• Testo dato
____________________
PASSAGGIO DI CONFINE
Pareti leggere tese, nate nella luce piena, ove un bianco è integralmente
bianco e un nero è sempre nero pieno, come un nodo saldo, ma che nel suo intreccio lascia supporre future precarietà.
Superfici ove il bianco talvolta si abbruna soffocando i propri bagliori, o il nero trapassa in uno dei più vivi colori del suo spettro; note più alte, tutte, della luminosità o inattese monocromie che sottendono la luce e la espandono.
L’opera è una trama costruita con il filo di ferro – di cui enuncia la saldezza – ricoperto dal filo di refe, così che il carattere dell’uno diventa l’anima della sottile corposità dell’altro, da questo acquistando una morbidezza inusuale.
La rete, che la trama compone, ha una maglia molto semplice associata ad un gamma di complessità funzionali agli andamenti percettivi voluti; e in essa il percorso del segno assume ritmi costanti in una visibile pulsione ondulatoria, come se il segno appunto andasse assecondando il respiro profondo della materia venendo rigenerato da quello. Credo che il primo segnale che l’opera emetta sia proprio connaturato al suo farsi: un ritmo, nel percorso costante della proliferazione di un motivo, fatto di intrecci e segmenti che improvvisamente si liberano da ogni congiunzione per disporsi a quella fissità che pertiene all’ozio contemplativo quanto alle sue sbalorditive sorprese.
____________________
• Problema posto A
Trascrivi tali e quali le righe delle voci a partire da quella che contiene "crop-mark-top-left bbox=[0, 0, 21, 21]" fino alla fine delle voci, estremi compresi.
____________________
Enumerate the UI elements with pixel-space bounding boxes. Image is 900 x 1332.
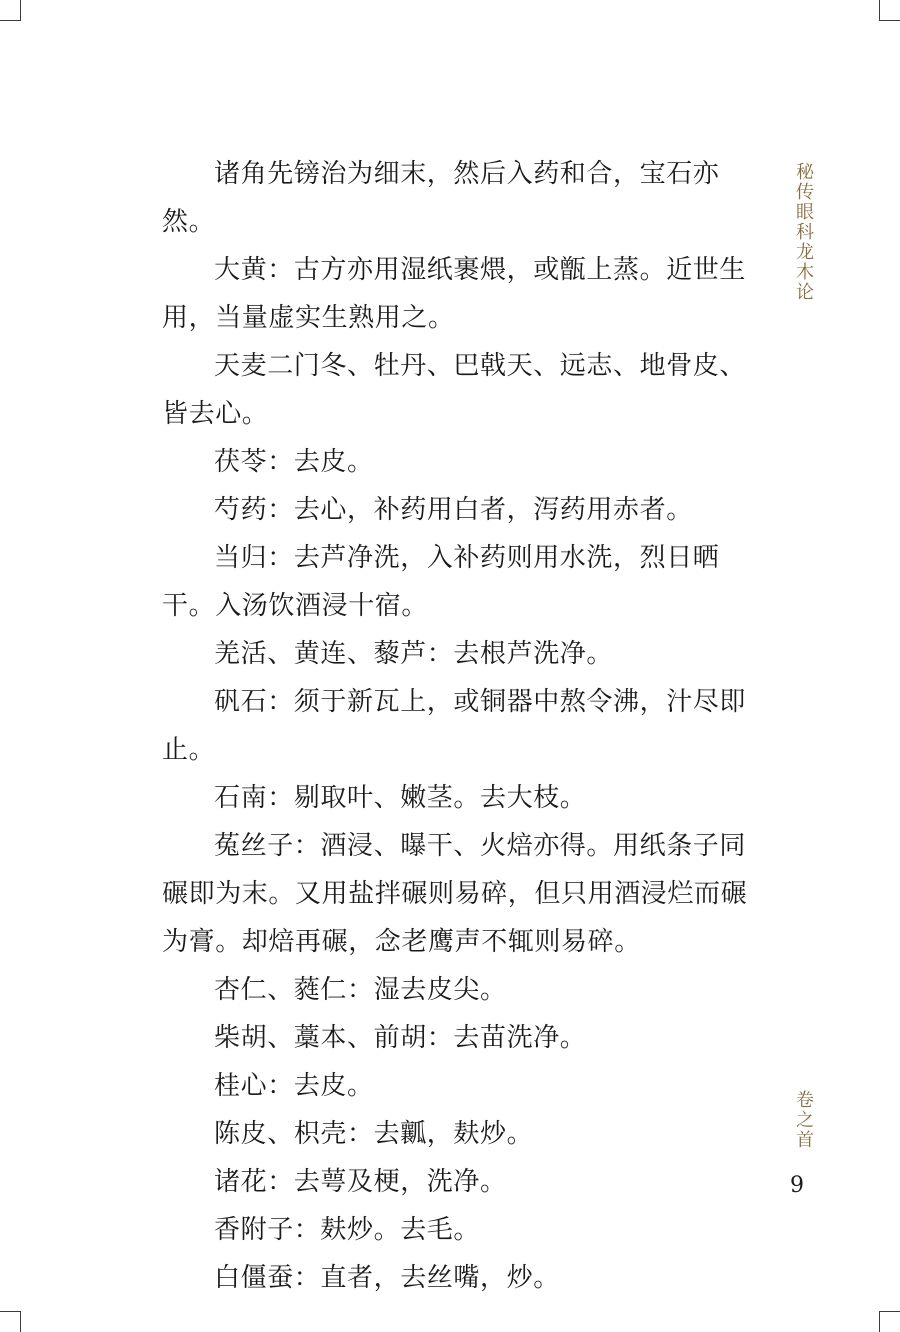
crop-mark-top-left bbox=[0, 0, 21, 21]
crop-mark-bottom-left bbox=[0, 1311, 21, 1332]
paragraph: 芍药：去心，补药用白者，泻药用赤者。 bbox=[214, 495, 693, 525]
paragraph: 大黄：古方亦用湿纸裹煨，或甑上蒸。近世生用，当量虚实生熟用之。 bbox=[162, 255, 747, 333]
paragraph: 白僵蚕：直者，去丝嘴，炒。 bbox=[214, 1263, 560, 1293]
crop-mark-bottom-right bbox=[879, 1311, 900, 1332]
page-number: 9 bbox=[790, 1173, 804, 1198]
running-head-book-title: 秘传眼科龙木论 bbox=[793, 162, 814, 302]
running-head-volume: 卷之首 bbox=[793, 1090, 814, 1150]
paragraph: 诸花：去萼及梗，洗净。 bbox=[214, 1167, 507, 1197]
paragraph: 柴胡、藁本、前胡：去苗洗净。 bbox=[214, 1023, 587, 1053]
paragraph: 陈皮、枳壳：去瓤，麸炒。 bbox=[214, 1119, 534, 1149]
____________________
• Problema posto B
Secondo il testo sul passaggio di confine, con che cosa è costruita la trama dell'opera?

• Risposta finale A
crop-mark-top-left bbox=[0, 0, 21, 21]
crop-mark-bottom-left bbox=[0, 1311, 21, 1332]
paragraph: 芍药：去心，补药用白者，泻药用赤者。 bbox=[214, 495, 693, 525]
paragraph: 大黄：古方亦用湿纸裹煨，或甑上蒸。近世生用，当量虚实生熟用之。 bbox=[162, 255, 747, 333]
paragraph: 白僵蚕：直者，去丝嘴，炒。 bbox=[214, 1263, 560, 1293]
crop-mark-bottom-right bbox=[879, 1311, 900, 1332]
page-number: 9 bbox=[790, 1173, 804, 1198]
running-head-book-title: 秘传眼科龙木论 bbox=[793, 162, 814, 302]
running-head-volume: 卷之首 bbox=[793, 1090, 814, 1150]
paragraph: 诸花：去萼及梗，洗净。 bbox=[214, 1167, 507, 1197]
paragraph: 柴胡、藁本、前胡：去苗洗净。 bbox=[214, 1023, 587, 1053]
paragraph: 陈皮、枳壳：去瓤，麸炒。 bbox=[214, 1119, 534, 1149]

• Risposta finale B
Con il filo di ferro ricoperto dal filo di refe.